Exercise. Copy every record below, exactly as written.

Dataset items:
>> begin

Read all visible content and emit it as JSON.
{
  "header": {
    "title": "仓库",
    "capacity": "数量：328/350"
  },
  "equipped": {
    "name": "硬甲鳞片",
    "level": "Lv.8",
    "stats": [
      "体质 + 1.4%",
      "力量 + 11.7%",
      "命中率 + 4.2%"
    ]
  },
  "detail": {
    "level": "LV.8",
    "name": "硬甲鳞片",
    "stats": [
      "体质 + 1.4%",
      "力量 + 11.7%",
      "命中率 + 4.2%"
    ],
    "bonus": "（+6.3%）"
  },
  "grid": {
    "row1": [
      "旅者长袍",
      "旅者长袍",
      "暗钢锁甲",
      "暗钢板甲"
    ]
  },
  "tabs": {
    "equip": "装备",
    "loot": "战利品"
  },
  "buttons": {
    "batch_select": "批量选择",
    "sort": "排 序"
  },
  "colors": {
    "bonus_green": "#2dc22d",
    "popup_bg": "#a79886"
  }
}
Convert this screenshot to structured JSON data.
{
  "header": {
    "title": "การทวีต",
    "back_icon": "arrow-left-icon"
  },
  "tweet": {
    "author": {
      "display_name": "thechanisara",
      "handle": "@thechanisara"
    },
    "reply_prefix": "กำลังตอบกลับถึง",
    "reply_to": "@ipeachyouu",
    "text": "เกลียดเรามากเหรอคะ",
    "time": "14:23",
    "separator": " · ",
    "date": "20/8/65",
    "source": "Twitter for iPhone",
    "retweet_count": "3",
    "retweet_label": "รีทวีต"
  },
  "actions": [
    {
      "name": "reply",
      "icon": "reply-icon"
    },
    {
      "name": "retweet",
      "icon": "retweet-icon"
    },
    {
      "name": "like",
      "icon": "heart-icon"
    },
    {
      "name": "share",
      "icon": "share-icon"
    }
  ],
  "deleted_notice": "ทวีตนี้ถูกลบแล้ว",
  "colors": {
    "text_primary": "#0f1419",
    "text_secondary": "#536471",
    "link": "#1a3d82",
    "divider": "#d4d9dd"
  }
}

>> end

Output below.
Read all visible content and emit it as JSON.
{
  "header": {
    "title": "仓库",
    "capacity": "数量：328/350"
  },
  "equipped": {
    "name": "硬甲鳞片",
    "level": "Lv.8",
    "stats": [
      "体质 + 1.4%",
      "力量 + 11.7%",
      "命中率 + 4.2%"
    ]
  },
  "detail": {
    "level": "LV.8",
    "name": "硬甲鳞片",
    "stats": [
      "体质 + 1.4%",
      "力量 + 11.7%",
      "命中率 + 4.2%"
    ],
    "bonus": "（+6.3%）"
  },
  "grid": {
    "row1": [
      "旅者长袍",
      "旅者长袍",
      "暗钢锁甲",
      "暗钢板甲"
    ]
  },
  "tabs": {
    "equip": "装备",
    "loot": "战利品"
  },
  "buttons": {
    "batch_select": "批量选择",
    "sort": "排 序"
  },
  "colors": {
    "bonus_green": "#2dc22d",
    "popup_bg": "#a79886"
  }
}
Convert this screenshot to structured JSON data.
{
  "header": {
    "title": "การทวีต",
    "back_icon": "arrow-left-icon"
  },
  "tweet": {
    "author": {
      "display_name": "thechanisara",
      "handle": "@thechanisara"
    },
    "reply_prefix": "กำลังตอบกลับถึง",
    "reply_to": "@ipeachyouu",
    "text": "เกลียดเรามากเหรอคะ",
    "time": "14:23",
    "separator": " · ",
    "date": "20/8/65",
    "source": "Twitter for iPhone",
    "retweet_count": "3",
    "retweet_label": "รีทวีต"
  },
  "actions": [
    {
      "name": "reply",
      "icon": "reply-icon"
    },
    {
      "name": "retweet",
      "icon": "retweet-icon"
    },
    {
      "name": "like",
      "icon": "heart-icon"
    },
    {
      "name": "share",
      "icon": "share-icon"
    }
  ],
  "deleted_notice": "ทวีตนี้ถูกลบแล้ว",
  "colors": {
    "text_primary": "#0f1419",
    "text_secondary": "#536471",
    "link": "#1a3d82",
    "divider": "#d4d9dd"
  }
}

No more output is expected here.